Bounding box entries:
= = = = =

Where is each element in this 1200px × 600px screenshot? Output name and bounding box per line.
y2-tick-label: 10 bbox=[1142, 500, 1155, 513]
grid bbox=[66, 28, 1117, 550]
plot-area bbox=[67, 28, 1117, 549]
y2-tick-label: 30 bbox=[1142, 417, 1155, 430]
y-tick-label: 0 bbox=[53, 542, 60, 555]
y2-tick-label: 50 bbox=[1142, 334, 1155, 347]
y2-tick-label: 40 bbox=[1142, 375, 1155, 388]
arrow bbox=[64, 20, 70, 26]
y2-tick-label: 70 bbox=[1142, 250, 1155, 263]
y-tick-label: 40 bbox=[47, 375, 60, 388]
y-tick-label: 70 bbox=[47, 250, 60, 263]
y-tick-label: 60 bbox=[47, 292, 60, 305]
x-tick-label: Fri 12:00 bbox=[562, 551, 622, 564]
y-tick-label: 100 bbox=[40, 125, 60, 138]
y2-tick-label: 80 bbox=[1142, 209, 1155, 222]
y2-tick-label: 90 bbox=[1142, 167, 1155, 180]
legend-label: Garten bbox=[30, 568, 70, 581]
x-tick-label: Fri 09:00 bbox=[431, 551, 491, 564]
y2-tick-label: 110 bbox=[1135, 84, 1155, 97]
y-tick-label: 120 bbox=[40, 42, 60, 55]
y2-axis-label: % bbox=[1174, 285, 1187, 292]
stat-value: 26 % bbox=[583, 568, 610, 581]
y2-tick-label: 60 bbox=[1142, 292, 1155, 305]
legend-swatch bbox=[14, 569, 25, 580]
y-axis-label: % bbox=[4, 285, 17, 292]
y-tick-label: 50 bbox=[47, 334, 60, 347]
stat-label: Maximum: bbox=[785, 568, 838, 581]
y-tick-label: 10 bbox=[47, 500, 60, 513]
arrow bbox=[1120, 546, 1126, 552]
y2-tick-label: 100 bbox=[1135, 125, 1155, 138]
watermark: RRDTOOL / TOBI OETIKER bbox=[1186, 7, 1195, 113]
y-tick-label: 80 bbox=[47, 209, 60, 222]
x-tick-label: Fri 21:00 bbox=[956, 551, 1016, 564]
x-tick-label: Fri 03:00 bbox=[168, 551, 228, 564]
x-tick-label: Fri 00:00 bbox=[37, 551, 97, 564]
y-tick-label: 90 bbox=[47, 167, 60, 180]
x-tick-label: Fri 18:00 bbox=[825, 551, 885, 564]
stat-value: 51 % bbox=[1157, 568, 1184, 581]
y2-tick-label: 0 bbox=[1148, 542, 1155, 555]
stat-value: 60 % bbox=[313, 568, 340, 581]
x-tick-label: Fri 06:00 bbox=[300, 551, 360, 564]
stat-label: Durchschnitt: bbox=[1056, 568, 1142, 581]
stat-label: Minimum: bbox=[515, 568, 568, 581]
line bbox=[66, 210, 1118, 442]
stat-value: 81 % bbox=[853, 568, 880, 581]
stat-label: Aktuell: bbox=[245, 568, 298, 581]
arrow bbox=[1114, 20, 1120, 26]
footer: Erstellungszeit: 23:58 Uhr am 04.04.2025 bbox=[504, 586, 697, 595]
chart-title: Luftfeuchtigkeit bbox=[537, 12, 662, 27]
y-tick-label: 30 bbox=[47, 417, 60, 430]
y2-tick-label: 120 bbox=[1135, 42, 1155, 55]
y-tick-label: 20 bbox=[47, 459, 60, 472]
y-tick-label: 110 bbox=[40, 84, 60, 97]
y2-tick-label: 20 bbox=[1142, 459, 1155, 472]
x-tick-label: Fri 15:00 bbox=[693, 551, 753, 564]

= = = = =

▶ WHAT YOU WILL DO:
Pick out every line in the records above that contains the string "value", and copy each one.

▶ THE ANSWER:
stat-value: 26 % bbox=[583, 568, 610, 581]
stat-value: 51 % bbox=[1157, 568, 1184, 581]
stat-value: 60 % bbox=[313, 568, 340, 581]
stat-value: 81 % bbox=[853, 568, 880, 581]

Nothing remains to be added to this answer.